* [PROBLEM TO SOLVE]
Would you copy out the whole listing exactly as given?

* [EXCERPTED DATA]
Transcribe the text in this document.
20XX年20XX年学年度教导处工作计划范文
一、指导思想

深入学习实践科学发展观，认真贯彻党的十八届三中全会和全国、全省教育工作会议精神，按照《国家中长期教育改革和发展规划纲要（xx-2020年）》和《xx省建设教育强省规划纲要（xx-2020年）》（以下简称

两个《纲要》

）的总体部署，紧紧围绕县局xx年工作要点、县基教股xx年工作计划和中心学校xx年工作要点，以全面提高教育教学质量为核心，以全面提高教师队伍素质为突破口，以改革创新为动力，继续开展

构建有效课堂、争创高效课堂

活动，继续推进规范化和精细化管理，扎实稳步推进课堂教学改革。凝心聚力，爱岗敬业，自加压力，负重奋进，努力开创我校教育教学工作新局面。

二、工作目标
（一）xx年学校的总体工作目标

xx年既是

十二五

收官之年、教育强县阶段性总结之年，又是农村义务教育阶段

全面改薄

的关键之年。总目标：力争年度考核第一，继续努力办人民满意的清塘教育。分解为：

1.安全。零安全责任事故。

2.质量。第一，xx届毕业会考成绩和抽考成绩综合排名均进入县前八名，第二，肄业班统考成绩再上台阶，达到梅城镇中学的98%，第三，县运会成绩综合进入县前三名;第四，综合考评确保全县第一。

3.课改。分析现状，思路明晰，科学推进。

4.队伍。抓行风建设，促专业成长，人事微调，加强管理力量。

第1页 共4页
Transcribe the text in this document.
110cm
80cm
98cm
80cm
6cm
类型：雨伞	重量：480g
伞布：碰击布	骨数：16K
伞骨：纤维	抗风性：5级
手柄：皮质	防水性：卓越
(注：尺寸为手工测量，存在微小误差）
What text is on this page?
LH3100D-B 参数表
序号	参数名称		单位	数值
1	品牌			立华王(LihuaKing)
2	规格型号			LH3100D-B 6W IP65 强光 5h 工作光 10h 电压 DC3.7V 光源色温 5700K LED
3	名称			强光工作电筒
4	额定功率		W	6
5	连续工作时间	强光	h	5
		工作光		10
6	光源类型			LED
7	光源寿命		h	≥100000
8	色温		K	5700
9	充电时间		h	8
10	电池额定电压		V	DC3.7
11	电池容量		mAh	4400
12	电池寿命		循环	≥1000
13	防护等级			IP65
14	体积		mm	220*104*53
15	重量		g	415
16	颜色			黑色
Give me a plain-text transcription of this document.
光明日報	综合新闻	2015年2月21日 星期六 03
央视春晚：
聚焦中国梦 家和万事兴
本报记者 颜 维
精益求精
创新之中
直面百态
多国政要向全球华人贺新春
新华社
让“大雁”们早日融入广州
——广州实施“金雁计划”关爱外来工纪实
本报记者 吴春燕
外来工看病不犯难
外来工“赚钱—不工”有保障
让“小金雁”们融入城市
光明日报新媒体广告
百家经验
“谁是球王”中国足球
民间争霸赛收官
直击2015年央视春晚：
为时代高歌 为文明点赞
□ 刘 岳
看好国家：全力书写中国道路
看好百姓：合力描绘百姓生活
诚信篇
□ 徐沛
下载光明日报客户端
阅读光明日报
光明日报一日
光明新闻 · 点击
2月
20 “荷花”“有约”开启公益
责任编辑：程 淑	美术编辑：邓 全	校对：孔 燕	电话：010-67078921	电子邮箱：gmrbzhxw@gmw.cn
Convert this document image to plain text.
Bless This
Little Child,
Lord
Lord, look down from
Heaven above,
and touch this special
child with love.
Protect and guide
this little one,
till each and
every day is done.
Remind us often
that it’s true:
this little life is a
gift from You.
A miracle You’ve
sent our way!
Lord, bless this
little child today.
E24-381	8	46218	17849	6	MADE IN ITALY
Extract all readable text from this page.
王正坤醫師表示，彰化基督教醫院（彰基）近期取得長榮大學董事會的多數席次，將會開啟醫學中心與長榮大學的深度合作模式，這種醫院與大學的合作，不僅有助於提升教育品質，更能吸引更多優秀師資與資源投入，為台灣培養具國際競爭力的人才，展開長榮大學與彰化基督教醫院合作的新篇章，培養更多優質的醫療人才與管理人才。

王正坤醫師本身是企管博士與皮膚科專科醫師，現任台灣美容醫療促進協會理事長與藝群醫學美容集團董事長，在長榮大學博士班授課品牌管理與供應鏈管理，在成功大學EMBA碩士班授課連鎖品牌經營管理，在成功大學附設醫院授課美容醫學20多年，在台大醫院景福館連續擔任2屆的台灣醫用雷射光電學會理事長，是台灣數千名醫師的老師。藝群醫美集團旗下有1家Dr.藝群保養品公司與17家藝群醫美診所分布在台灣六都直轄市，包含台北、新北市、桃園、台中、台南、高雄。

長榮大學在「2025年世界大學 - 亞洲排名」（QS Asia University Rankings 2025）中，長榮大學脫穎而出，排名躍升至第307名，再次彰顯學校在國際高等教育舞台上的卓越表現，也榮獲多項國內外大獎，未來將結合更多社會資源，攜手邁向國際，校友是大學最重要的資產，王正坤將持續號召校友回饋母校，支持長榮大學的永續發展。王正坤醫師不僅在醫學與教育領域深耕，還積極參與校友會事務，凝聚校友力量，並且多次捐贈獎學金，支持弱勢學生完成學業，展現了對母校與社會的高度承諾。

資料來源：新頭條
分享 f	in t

* [RESPONSE FOR THIS EXERCISE]
Transcribe the text in this document.
20XX年20XX年学年度教导处工作计划范文
一、指导思想

深入学习实践科学发展观，认真贯彻党的十八届三中全会和全国、全省教育工作会议精神，按照《国家中长期教育改革和发展规划纲要（xx-2020年）》和《xx省建设教育强省规划纲要（xx-2020年）》（以下简称

两个《纲要》

）的总体部署，紧紧围绕县局xx年工作要点、县基教股xx年工作计划和中心学校xx年工作要点，以全面提高教育教学质量为核心，以全面提高教师队伍素质为突破口，以改革创新为动力，继续开展

构建有效课堂、争创高效课堂

活动，继续推进规范化和精细化管理，扎实稳步推进课堂教学改革。凝心聚力，爱岗敬业，自加压力，负重奋进，努力开创我校教育教学工作新局面。

二、工作目标
（一）xx年学校的总体工作目标

xx年既是

十二五

收官之年、教育强县阶段性总结之年，又是农村义务教育阶段

全面改薄

的关键之年。总目标：力争年度考核第一，继续努力办人民满意的清塘教育。分解为：

1.安全。零安全责任事故。

2.质量。第一，xx届毕业会考成绩和抽考成绩综合排名均进入县前八名，第二，肄业班统考成绩再上台阶，达到梅城镇中学的98%，第三，县运会成绩综合进入县前三名;第四，综合考评确保全县第一。

3.课改。分析现状，思路明晰，科学推进。

4.队伍。抓行风建设，促专业成长，人事微调，加强管理力量。

第1页 共4页
Transcribe the text in this document.
110cm
80cm
98cm
80cm
6cm
类型：雨伞	重量：480g
伞布：碰击布	骨数：16K
伞骨：纤维	抗风性：5级
手柄：皮质	防水性：卓越
(注：尺寸为手工测量，存在微小误差）
What text is on this page?
LH3100D-B 参数表
序号	参数名称		单位	数值
1	品牌			立华王(LihuaKing)
2	规格型号			LH3100D-B 6W IP65 强光 5h 工作光 10h 电压 DC3.7V 光源色温 5700K LED
3	名称			强光工作电筒
4	额定功率		W	6
5	连续工作时间	强光	h	5
		工作光		10
6	光源类型			LED
7	光源寿命		h	≥100000
8	色温		K	5700
9	充电时间		h	8
10	电池额定电压		V	DC3.7
11	电池容量		mAh	4400
12	电池寿命		循环	≥1000
13	防护等级			IP65
14	体积		mm	220*104*53
15	重量		g	415
16	颜色			黑色
Give me a plain-text transcription of this document.
光明日報	综合新闻	2015年2月21日 星期六 03
央视春晚：
聚焦中国梦 家和万事兴
本报记者 颜 维
精益求精
创新之中
直面百态
多国政要向全球华人贺新春
新华社
让“大雁”们早日融入广州
——广州实施“金雁计划”关爱外来工纪实
本报记者 吴春燕
外来工看病不犯难
外来工“赚钱—不工”有保障
让“小金雁”们融入城市
光明日报新媒体广告
百家经验
“谁是球王”中国足球
民间争霸赛收官
直击2015年央视春晚：
为时代高歌 为文明点赞
□ 刘 岳
看好国家：全力书写中国道路
看好百姓：合力描绘百姓生活
诚信篇
□ 徐沛
下载光明日报客户端
阅读光明日报
光明日报一日
光明新闻 · 点击
2月
20 “荷花”“有约”开启公益
责任编辑：程 淑	美术编辑：邓 全	校对：孔 燕	电话：010-67078921	电子邮箱：gmrbzhxw@gmw.cn
Convert this document image to plain text.
Bless This
Little Child,
Lord
Lord, look down from
Heaven above,
and touch this special
child with love.
Protect and guide
this little one,
till each and
every day is done.
Remind us often
that it’s true:
this little life is a
gift from You.
A miracle You’ve
sent our way!
Lord, bless this
little child today.
E24-381	8	46218	17849	6	MADE IN ITALY
Extract all readable text from this page.
王正坤醫師表示，彰化基督教醫院（彰基）近期取得長榮大學董事會的多數席次，將會開啟醫學中心與長榮大學的深度合作模式，這種醫院與大學的合作，不僅有助於提升教育品質，更能吸引更多優秀師資與資源投入，為台灣培養具國際競爭力的人才，展開長榮大學與彰化基督教醫院合作的新篇章，培養更多優質的醫療人才與管理人才。

王正坤醫師本身是企管博士與皮膚科專科醫師，現任台灣美容醫療促進協會理事長與藝群醫學美容集團董事長，在長榮大學博士班授課品牌管理與供應鏈管理，在成功大學EMBA碩士班授課連鎖品牌經營管理，在成功大學附設醫院授課美容醫學20多年，在台大醫院景福館連續擔任2屆的台灣醫用雷射光電學會理事長，是台灣數千名醫師的老師。藝群醫美集團旗下有1家Dr.藝群保養品公司與17家藝群醫美診所分布在台灣六都直轄市，包含台北、新北市、桃園、台中、台南、高雄。

長榮大學在「2025年世界大學 - 亞洲排名」（QS Asia University Rankings 2025）中，長榮大學脫穎而出，排名躍升至第307名，再次彰顯學校在國際高等教育舞台上的卓越表現，也榮獲多項國內外大獎，未來將結合更多社會資源，攜手邁向國際，校友是大學最重要的資產，王正坤將持續號召校友回饋母校，支持長榮大學的永續發展。王正坤醫師不僅在醫學與教育領域深耕，還積極參與校友會事務，凝聚校友力量，並且多次捐贈獎學金，支持弱勢學生完成學業，展現了對母校與社會的高度承諾。

資料來源：新頭條
分享 f	in t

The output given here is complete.